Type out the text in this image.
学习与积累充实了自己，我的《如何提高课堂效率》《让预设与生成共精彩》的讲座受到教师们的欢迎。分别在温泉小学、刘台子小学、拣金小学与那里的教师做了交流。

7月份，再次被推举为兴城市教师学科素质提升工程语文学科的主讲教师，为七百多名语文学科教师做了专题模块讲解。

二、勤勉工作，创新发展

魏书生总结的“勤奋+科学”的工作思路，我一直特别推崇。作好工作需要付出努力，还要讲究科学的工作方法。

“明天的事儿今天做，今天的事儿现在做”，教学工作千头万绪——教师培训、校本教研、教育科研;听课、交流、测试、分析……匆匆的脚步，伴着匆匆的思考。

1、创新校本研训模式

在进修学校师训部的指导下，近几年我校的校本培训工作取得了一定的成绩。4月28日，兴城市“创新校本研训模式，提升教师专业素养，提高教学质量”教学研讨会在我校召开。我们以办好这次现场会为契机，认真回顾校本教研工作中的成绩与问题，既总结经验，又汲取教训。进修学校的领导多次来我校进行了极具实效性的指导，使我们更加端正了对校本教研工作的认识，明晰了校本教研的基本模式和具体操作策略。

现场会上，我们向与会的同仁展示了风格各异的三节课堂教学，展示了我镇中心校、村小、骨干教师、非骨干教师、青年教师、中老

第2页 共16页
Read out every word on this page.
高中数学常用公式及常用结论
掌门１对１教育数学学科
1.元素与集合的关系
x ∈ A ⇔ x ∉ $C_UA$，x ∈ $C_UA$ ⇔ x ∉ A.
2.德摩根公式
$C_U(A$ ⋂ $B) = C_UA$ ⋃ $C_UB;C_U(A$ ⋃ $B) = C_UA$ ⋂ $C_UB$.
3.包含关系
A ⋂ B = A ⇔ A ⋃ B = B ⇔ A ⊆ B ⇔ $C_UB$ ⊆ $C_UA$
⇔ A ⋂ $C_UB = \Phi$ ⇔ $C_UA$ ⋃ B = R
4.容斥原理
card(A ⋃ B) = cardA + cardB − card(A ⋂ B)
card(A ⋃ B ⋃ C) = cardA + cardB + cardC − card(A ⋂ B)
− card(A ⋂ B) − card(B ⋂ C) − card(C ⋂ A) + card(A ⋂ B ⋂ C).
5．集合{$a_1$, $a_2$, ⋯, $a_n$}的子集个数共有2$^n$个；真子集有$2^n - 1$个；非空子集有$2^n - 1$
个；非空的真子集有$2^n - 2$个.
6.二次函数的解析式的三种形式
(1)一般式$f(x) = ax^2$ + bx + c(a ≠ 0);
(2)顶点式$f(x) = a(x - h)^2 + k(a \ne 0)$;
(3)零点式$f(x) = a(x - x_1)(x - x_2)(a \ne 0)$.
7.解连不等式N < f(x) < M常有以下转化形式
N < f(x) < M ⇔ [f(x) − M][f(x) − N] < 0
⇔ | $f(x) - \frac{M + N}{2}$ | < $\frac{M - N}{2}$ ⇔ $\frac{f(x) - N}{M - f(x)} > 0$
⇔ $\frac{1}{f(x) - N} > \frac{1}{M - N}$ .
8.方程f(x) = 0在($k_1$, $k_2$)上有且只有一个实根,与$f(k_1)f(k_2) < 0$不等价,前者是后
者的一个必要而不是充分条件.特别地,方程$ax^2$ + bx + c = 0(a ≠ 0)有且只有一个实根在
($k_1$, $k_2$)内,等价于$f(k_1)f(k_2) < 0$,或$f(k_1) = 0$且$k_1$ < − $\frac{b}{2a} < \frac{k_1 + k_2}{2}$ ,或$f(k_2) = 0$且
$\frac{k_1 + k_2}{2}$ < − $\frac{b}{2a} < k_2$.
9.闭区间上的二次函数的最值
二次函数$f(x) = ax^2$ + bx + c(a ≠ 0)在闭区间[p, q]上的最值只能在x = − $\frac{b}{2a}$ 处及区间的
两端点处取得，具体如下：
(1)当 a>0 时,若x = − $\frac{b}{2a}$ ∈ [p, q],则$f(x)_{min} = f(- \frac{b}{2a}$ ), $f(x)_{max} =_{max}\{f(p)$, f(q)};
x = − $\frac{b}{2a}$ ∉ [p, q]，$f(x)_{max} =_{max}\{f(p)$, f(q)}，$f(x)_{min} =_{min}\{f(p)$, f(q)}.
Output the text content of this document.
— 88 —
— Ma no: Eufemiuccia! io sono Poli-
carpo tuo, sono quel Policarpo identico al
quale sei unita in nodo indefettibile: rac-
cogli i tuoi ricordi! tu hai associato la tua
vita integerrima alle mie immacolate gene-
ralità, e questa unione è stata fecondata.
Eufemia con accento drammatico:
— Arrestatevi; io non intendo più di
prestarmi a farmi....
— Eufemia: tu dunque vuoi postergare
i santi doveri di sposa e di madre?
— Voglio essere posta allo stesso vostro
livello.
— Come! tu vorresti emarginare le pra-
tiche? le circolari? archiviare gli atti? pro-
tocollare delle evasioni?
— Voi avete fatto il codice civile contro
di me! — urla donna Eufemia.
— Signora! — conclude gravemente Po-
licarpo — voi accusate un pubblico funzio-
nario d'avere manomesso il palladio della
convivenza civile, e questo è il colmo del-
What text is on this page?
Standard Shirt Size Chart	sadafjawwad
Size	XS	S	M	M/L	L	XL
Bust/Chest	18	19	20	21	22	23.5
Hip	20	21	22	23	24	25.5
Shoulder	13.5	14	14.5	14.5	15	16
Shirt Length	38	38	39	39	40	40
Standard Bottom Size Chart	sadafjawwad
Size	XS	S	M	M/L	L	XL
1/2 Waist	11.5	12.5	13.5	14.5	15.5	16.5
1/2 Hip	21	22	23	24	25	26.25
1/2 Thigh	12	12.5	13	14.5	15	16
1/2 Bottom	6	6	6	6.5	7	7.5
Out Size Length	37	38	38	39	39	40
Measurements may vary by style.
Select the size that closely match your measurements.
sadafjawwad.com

# # # # # # #

## What is needed
The whole listing above needs to be written out again exactly.

## Result below
Type out the text in this image.
学习与积累充实了自己，我的《如何提高课堂效率》《让预设与生成共精彩》的讲座受到教师们的欢迎。分别在温泉小学、刘台子小学、拣金小学与那里的教师做了交流。

7月份，再次被推举为兴城市教师学科素质提升工程语文学科的主讲教师，为七百多名语文学科教师做了专题模块讲解。

二、勤勉工作，创新发展

魏书生总结的“勤奋+科学”的工作思路，我一直特别推崇。作好工作需要付出努力，还要讲究科学的工作方法。

“明天的事儿今天做，今天的事儿现在做”，教学工作千头万绪——教师培训、校本教研、教育科研;听课、交流、测试、分析……匆匆的脚步，伴着匆匆的思考。

1、创新校本研训模式

在进修学校师训部的指导下，近几年我校的校本培训工作取得了一定的成绩。4月28日，兴城市“创新校本研训模式，提升教师专业素养，提高教学质量”教学研讨会在我校召开。我们以办好这次现场会为契机，认真回顾校本教研工作中的成绩与问题，既总结经验，又汲取教训。进修学校的领导多次来我校进行了极具实效性的指导，使我们更加端正了对校本教研工作的认识，明晰了校本教研的基本模式和具体操作策略。

现场会上，我们向与会的同仁展示了风格各异的三节课堂教学，展示了我镇中心校、村小、骨干教师、非骨干教师、青年教师、中老

第2页 共16页
Read out every word on this page.
高中数学常用公式及常用结论
掌门１对１教育数学学科
1.元素与集合的关系
x ∈ A ⇔ x ∉ $C_UA$，x ∈ $C_UA$ ⇔ x ∉ A.
2.德摩根公式
$C_U(A$ ⋂ $B) = C_UA$ ⋃ $C_UB;C_U(A$ ⋃ $B) = C_UA$ ⋂ $C_UB$.
3.包含关系
A ⋂ B = A ⇔ A ⋃ B = B ⇔ A ⊆ B ⇔ $C_UB$ ⊆ $C_UA$
⇔ A ⋂ $C_UB = \Phi$ ⇔ $C_UA$ ⋃ B = R
4.容斥原理
card(A ⋃ B) = cardA + cardB − card(A ⋂ B)
card(A ⋃ B ⋃ C) = cardA + cardB + cardC − card(A ⋂ B)
− card(A ⋂ B) − card(B ⋂ C) − card(C ⋂ A) + card(A ⋂ B ⋂ C).
5．集合{$a_1$, $a_2$, ⋯, $a_n$}的子集个数共有2$^n$个；真子集有$2^n - 1$个；非空子集有$2^n - 1$
个；非空的真子集有$2^n - 2$个.
6.二次函数的解析式的三种形式
(1)一般式$f(x) = ax^2$ + bx + c(a ≠ 0);
(2)顶点式$f(x) = a(x - h)^2 + k(a \ne 0)$;
(3)零点式$f(x) = a(x - x_1)(x - x_2)(a \ne 0)$.
7.解连不等式N < f(x) < M常有以下转化形式
N < f(x) < M ⇔ [f(x) − M][f(x) − N] < 0
⇔ | $f(x) - \frac{M + N}{2}$ | < $\frac{M - N}{2}$ ⇔ $\frac{f(x) - N}{M - f(x)} > 0$
⇔ $\frac{1}{f(x) - N} > \frac{1}{M - N}$ .
8.方程f(x) = 0在($k_1$, $k_2$)上有且只有一个实根,与$f(k_1)f(k_2) < 0$不等价,前者是后
者的一个必要而不是充分条件.特别地,方程$ax^2$ + bx + c = 0(a ≠ 0)有且只有一个实根在
($k_1$, $k_2$)内,等价于$f(k_1)f(k_2) < 0$,或$f(k_1) = 0$且$k_1$ < − $\frac{b}{2a} < \frac{k_1 + k_2}{2}$ ,或$f(k_2) = 0$且
$\frac{k_1 + k_2}{2}$ < − $\frac{b}{2a} < k_2$.
9.闭区间上的二次函数的最值
二次函数$f(x) = ax^2$ + bx + c(a ≠ 0)在闭区间[p, q]上的最值只能在x = − $\frac{b}{2a}$ 处及区间的
两端点处取得，具体如下：
(1)当 a>0 时,若x = − $\frac{b}{2a}$ ∈ [p, q],则$f(x)_{min} = f(- \frac{b}{2a}$ ), $f(x)_{max} =_{max}\{f(p)$, f(q)};
x = − $\frac{b}{2a}$ ∉ [p, q]，$f(x)_{max} =_{max}\{f(p)$, f(q)}，$f(x)_{min} =_{min}\{f(p)$, f(q)}.
Output the text content of this document.
— 88 —
— Ma no: Eufemiuccia! io sono Poli-
carpo tuo, sono quel Policarpo identico al
quale sei unita in nodo indefettibile: rac-
cogli i tuoi ricordi! tu hai associato la tua
vita integerrima alle mie immacolate gene-
ralità, e questa unione è stata fecondata.
Eufemia con accento drammatico:
— Arrestatevi; io non intendo più di
prestarmi a farmi....
— Eufemia: tu dunque vuoi postergare
i santi doveri di sposa e di madre?
— Voglio essere posta allo stesso vostro
livello.
— Come! tu vorresti emarginare le pra-
tiche? le circolari? archiviare gli atti? pro-
tocollare delle evasioni?
— Voi avete fatto il codice civile contro
di me! — urla donna Eufemia.
— Signora! — conclude gravemente Po-
licarpo — voi accusate un pubblico funzio-
nario d'avere manomesso il palladio della
convivenza civile, e questo è il colmo del-
What text is on this page?
Standard Shirt Size Chart	sadafjawwad
Size	XS	S	M	M/L	L	XL
Bust/Chest	18	19	20	21	22	23.5
Hip	20	21	22	23	24	25.5
Shoulder	13.5	14	14.5	14.5	15	16
Shirt Length	38	38	39	39	40	40
Standard Bottom Size Chart	sadafjawwad
Size	XS	S	M	M/L	L	XL
1/2 Waist	11.5	12.5	13.5	14.5	15.5	16.5
1/2 Hip	21	22	23	24	25	26.25
1/2 Thigh	12	12.5	13	14.5	15	16
1/2 Bottom	6	6	6	6.5	7	7.5
Out Size Length	37	38	38	39	39	40
Measurements may vary by style.
Select the size that closely match your measurements.
sadafjawwad.com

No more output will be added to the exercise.